Could you copy out the entries verbatim, starting at their very first line and ending at the line that contains "200, 590, 366]", with both of those lines included?

▸ Extracted entries:
- - - -

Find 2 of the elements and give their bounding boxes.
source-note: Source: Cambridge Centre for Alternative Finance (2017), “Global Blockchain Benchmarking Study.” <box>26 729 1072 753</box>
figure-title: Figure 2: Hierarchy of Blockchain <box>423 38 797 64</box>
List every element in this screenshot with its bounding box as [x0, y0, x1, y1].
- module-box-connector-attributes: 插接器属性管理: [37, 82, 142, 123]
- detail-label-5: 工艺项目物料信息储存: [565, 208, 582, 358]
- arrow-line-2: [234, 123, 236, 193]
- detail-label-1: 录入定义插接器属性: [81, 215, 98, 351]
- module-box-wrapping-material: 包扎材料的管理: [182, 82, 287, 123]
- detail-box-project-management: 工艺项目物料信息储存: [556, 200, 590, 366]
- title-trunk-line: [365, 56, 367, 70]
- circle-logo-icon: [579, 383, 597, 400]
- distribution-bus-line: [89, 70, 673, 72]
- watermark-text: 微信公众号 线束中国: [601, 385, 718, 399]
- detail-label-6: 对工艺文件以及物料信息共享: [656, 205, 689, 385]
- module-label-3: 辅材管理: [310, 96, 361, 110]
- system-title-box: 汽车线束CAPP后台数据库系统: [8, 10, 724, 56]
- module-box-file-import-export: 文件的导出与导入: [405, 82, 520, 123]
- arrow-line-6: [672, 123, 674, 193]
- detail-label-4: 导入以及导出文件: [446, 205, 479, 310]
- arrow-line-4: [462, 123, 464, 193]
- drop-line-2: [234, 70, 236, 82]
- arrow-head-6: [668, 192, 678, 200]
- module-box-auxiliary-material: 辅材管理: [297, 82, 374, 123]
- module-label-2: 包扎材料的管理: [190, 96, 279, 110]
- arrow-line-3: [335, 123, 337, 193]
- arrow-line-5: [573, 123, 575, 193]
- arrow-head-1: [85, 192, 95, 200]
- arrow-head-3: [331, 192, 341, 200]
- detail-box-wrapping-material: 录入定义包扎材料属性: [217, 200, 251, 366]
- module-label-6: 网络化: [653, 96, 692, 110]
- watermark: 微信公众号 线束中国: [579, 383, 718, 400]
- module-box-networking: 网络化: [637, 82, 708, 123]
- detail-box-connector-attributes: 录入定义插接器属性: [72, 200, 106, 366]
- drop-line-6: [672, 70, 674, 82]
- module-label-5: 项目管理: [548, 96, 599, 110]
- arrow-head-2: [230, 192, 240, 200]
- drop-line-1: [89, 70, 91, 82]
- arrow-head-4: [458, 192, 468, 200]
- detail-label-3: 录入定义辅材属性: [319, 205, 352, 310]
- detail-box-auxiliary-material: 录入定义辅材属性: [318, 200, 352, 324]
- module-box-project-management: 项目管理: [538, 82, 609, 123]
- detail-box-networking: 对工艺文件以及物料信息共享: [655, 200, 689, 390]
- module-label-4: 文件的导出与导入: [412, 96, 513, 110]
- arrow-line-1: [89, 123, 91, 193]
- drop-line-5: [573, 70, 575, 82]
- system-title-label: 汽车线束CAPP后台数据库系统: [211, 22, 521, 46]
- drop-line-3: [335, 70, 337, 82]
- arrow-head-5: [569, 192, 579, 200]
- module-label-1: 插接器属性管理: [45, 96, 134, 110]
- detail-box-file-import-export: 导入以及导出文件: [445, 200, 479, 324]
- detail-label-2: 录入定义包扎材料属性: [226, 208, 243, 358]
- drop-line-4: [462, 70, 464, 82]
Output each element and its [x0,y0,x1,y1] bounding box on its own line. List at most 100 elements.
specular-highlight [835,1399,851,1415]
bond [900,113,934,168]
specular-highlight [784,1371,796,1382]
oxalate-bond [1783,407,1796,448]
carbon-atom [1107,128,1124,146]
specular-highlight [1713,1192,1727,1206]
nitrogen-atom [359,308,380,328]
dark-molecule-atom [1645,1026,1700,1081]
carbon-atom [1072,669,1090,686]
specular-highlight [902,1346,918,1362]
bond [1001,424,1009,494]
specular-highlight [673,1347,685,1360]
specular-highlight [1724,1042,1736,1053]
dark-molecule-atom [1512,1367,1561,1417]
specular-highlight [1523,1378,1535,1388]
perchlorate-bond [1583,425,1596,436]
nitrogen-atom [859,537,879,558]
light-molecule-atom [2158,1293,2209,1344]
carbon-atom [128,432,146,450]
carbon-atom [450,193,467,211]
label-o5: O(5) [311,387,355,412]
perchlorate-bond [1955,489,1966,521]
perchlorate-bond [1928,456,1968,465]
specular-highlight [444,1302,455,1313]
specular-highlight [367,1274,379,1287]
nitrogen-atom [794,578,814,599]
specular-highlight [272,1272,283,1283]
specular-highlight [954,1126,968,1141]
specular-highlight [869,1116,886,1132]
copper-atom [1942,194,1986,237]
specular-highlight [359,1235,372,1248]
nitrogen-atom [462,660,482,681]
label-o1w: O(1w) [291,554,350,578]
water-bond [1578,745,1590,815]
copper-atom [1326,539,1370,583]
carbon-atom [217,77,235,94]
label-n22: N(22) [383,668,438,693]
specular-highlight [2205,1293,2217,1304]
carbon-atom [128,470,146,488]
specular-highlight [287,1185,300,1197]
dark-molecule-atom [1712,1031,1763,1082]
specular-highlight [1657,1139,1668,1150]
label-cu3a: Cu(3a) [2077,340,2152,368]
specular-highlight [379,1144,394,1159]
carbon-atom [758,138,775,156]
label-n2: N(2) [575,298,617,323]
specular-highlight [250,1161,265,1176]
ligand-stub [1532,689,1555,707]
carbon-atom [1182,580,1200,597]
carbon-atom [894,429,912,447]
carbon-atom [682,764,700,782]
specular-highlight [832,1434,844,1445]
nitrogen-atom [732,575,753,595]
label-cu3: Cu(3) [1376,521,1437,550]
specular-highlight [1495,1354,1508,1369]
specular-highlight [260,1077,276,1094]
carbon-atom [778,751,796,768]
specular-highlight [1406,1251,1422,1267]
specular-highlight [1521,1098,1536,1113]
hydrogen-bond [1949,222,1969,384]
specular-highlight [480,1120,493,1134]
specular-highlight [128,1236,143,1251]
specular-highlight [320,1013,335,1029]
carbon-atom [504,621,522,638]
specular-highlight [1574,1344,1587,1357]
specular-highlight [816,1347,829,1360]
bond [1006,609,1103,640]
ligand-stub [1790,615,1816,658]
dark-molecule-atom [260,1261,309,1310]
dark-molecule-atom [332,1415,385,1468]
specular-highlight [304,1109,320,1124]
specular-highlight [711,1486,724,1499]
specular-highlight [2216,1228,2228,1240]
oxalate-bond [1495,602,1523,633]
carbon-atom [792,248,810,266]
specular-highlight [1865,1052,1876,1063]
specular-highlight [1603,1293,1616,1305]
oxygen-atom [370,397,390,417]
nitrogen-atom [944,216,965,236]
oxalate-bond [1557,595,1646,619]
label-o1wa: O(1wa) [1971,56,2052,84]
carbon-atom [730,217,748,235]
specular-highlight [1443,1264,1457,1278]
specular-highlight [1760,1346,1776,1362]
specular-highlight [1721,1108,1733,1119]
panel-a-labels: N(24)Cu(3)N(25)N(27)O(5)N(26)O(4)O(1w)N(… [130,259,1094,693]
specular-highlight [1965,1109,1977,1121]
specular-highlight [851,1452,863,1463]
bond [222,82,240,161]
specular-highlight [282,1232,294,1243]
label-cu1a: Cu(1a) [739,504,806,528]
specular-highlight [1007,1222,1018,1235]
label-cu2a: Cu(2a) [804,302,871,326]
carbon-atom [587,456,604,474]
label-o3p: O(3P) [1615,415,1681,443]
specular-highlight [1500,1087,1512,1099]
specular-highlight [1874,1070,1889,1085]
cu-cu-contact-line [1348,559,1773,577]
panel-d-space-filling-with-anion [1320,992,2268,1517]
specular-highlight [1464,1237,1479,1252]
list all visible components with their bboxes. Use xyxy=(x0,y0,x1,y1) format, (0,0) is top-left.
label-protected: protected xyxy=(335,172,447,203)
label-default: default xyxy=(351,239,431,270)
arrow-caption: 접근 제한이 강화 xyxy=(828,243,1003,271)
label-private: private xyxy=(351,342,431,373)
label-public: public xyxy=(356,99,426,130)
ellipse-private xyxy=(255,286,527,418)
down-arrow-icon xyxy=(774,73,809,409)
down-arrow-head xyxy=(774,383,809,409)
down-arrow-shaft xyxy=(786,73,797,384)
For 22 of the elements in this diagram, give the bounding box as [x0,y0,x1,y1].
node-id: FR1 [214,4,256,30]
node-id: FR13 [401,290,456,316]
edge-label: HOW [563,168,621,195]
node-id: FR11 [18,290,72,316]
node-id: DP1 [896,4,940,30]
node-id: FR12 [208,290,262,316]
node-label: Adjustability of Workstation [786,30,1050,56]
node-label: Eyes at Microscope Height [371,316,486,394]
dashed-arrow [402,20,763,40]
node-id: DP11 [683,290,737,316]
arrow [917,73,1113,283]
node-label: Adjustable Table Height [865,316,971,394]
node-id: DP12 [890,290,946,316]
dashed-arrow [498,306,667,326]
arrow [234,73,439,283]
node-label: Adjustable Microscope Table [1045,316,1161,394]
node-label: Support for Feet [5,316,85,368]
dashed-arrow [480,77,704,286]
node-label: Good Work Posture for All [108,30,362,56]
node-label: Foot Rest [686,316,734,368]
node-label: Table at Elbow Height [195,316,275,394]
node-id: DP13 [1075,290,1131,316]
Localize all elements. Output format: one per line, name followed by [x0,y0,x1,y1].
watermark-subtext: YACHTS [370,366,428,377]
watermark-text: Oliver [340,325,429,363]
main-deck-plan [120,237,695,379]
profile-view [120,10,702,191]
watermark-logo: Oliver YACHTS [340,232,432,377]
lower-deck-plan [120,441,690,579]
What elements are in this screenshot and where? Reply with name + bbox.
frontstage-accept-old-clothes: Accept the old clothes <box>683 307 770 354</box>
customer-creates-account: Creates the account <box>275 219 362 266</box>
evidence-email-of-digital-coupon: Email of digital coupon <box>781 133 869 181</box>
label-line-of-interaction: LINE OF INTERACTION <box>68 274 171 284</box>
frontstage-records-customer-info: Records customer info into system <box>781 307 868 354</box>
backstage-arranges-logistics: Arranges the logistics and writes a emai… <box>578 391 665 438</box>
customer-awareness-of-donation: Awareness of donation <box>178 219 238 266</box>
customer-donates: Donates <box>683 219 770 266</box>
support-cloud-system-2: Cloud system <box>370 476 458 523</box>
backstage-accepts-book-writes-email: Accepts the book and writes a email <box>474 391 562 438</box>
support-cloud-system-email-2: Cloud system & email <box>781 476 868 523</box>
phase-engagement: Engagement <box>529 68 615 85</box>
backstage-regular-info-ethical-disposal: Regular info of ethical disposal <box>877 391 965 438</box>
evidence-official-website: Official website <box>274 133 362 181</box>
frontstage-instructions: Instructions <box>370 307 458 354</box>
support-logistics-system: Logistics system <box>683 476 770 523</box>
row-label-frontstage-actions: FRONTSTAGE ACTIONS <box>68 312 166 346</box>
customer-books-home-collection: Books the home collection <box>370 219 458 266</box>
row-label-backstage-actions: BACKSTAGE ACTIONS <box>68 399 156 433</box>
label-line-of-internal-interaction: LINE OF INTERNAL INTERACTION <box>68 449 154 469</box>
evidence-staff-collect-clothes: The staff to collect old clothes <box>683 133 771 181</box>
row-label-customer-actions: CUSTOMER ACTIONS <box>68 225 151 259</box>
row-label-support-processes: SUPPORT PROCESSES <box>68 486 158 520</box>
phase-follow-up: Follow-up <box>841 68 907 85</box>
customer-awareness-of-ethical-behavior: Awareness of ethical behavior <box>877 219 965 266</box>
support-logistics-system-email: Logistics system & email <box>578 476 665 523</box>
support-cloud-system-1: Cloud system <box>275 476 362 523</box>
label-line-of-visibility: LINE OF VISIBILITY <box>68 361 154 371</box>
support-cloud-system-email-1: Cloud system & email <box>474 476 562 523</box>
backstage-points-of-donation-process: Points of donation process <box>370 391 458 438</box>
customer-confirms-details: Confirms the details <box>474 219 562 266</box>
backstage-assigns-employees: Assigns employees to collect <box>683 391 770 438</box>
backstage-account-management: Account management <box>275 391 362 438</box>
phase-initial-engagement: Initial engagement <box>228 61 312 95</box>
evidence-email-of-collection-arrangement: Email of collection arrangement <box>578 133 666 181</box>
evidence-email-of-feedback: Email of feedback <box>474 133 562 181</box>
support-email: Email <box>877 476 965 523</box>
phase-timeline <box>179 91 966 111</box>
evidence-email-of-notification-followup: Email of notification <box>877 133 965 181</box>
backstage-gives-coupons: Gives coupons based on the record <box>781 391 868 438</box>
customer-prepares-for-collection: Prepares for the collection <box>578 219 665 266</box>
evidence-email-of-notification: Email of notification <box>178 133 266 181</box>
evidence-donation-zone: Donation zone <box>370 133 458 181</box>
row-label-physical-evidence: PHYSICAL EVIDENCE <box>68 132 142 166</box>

- - - -

▸ In response:
Find 2 of the elements and give their bounding boxes.
source-note: Source: Cambridge Centre for Alternative Finance (2017), “Global Blockchain Benchmarking Study.” <box>26 729 1072 753</box>
figure-title: Figure 2: Hierarchy of Blockchain <box>423 38 797 64</box>
List every element in this screenshot with its bounding box as [x0, y0, x1, y1].
- module-box-connector-attributes: 插接器属性管理: [37, 82, 142, 123]
- detail-label-5: 工艺项目物料信息储存: [565, 208, 582, 358]
- arrow-line-2: [234, 123, 236, 193]
- detail-label-1: 录入定义插接器属性: [81, 215, 98, 351]
- module-box-wrapping-material: 包扎材料的管理: [182, 82, 287, 123]
- detail-box-project-management: 工艺项目物料信息储存: [556, 200, 590, 366]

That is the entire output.